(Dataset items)
--- START ---
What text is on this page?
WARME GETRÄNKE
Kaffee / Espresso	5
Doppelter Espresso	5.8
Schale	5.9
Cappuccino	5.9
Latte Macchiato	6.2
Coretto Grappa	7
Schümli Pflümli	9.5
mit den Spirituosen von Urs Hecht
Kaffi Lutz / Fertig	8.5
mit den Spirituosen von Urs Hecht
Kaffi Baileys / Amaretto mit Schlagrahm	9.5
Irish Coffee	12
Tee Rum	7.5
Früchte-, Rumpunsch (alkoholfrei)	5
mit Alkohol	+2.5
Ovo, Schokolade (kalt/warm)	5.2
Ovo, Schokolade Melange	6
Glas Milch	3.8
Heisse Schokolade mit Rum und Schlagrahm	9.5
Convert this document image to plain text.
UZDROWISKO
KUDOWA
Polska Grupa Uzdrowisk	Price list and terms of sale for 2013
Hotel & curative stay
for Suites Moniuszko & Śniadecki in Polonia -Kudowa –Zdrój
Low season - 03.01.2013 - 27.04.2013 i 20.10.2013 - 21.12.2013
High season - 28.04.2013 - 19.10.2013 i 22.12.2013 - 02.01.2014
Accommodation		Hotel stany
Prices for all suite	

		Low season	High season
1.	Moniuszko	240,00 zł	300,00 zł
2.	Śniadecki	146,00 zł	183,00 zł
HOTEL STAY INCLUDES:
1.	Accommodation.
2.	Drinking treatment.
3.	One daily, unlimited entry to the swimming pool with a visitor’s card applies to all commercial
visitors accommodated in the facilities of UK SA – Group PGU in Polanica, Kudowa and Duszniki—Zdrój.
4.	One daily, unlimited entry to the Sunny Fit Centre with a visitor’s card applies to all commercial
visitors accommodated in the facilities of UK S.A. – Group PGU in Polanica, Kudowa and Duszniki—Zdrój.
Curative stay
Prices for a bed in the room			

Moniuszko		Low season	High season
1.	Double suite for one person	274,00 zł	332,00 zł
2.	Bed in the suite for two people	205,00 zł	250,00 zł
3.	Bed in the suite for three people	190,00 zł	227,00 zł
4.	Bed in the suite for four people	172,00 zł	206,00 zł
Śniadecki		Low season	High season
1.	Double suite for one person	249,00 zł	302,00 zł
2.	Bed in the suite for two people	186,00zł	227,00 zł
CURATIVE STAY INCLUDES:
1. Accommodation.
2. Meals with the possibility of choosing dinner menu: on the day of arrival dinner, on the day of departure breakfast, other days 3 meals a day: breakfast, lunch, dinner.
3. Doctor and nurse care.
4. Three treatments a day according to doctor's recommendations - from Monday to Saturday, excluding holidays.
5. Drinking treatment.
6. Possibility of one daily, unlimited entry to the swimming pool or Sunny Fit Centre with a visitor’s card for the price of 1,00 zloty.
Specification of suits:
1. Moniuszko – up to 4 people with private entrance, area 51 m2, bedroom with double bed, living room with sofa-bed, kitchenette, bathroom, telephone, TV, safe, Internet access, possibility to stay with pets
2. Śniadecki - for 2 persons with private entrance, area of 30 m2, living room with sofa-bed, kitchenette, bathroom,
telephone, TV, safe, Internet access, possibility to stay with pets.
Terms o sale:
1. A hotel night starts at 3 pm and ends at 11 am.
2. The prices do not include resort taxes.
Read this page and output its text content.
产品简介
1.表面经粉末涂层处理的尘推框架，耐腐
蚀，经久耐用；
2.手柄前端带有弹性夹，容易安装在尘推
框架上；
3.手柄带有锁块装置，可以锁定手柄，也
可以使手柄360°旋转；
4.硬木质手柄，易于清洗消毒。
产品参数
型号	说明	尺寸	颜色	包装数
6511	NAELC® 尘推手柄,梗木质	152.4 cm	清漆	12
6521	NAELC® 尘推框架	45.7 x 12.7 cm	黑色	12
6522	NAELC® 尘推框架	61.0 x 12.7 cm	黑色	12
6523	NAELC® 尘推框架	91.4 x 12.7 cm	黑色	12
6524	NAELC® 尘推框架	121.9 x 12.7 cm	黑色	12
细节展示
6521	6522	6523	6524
--- END ---
*Task to carry out:* Write out every record, exactly as written.

*Expected answer:*
What text is on this page?
WARME GETRÄNKE
Kaffee / Espresso	5
Doppelter Espresso	5.8
Schale	5.9
Cappuccino	5.9
Latte Macchiato	6.2
Coretto Grappa	7
Schümli Pflümli	9.5
mit den Spirituosen von Urs Hecht
Kaffi Lutz / Fertig	8.5
mit den Spirituosen von Urs Hecht
Kaffi Baileys / Amaretto mit Schlagrahm	9.5
Irish Coffee	12
Tee Rum	7.5
Früchte-, Rumpunsch (alkoholfrei)	5
mit Alkohol	+2.5
Ovo, Schokolade (kalt/warm)	5.2
Ovo, Schokolade Melange	6
Glas Milch	3.8
Heisse Schokolade mit Rum und Schlagrahm	9.5
Convert this document image to plain text.
UZDROWISKO
KUDOWA
Polska Grupa Uzdrowisk	Price list and terms of sale for 2013
Hotel & curative stay
for Suites Moniuszko & Śniadecki in Polonia -Kudowa –Zdrój
Low season - 03.01.2013 - 27.04.2013 i 20.10.2013 - 21.12.2013
High season - 28.04.2013 - 19.10.2013 i 22.12.2013 - 02.01.2014
Accommodation		Hotel stany
Prices for all suite	

		Low season	High season
1.	Moniuszko	240,00 zł	300,00 zł
2.	Śniadecki	146,00 zł	183,00 zł
HOTEL STAY INCLUDES:
1.	Accommodation.
2.	Drinking treatment.
3.	One daily, unlimited entry to the swimming pool with a visitor’s card applies to all commercial
visitors accommodated in the facilities of UK SA – Group PGU in Polanica, Kudowa and Duszniki—Zdrój.
4.	One daily, unlimited entry to the Sunny Fit Centre with a visitor’s card applies to all commercial
visitors accommodated in the facilities of UK S.A. – Group PGU in Polanica, Kudowa and Duszniki—Zdrój.
Curative stay
Prices for a bed in the room			

Moniuszko		Low season	High season
1.	Double suite for one person	274,00 zł	332,00 zł
2.	Bed in the suite for two people	205,00 zł	250,00 zł
3.	Bed in the suite for three people	190,00 zł	227,00 zł
4.	Bed in the suite for four people	172,00 zł	206,00 zł
Śniadecki		Low season	High season
1.	Double suite for one person	249,00 zł	302,00 zł
2.	Bed in the suite for two people	186,00zł	227,00 zł
CURATIVE STAY INCLUDES:
1. Accommodation.
2. Meals with the possibility of choosing dinner menu: on the day of arrival dinner, on the day of departure breakfast, other days 3 meals a day: breakfast, lunch, dinner.
3. Doctor and nurse care.
4. Three treatments a day according to doctor's recommendations - from Monday to Saturday, excluding holidays.
5. Drinking treatment.
6. Possibility of one daily, unlimited entry to the swimming pool or Sunny Fit Centre with a visitor’s card for the price of 1,00 zloty.
Specification of suits:
1. Moniuszko – up to 4 people with private entrance, area 51 m2, bedroom with double bed, living room with sofa-bed, kitchenette, bathroom, telephone, TV, safe, Internet access, possibility to stay with pets
2. Śniadecki - for 2 persons with private entrance, area of 30 m2, living room with sofa-bed, kitchenette, bathroom,
telephone, TV, safe, Internet access, possibility to stay with pets.
Terms o sale:
1. A hotel night starts at 3 pm and ends at 11 am.
2. The prices do not include resort taxes.
Read this page and output its text content.
产品简介
1.表面经粉末涂层处理的尘推框架，耐腐
蚀，经久耐用；
2.手柄前端带有弹性夹，容易安装在尘推
框架上；
3.手柄带有锁块装置，可以锁定手柄，也
可以使手柄360°旋转；
4.硬木质手柄，易于清洗消毒。
产品参数
型号	说明	尺寸	颜色	包装数
6511	NAELC® 尘推手柄,梗木质	152.4 cm	清漆	12
6521	NAELC® 尘推框架	45.7 x 12.7 cm	黑色	12
6522	NAELC® 尘推框架	61.0 x 12.7 cm	黑色	12
6523	NAELC® 尘推框架	91.4 x 12.7 cm	黑色	12
6524	NAELC® 尘推框架	121.9 x 12.7 cm	黑色	12
细节展示
6521	6522	6523	6524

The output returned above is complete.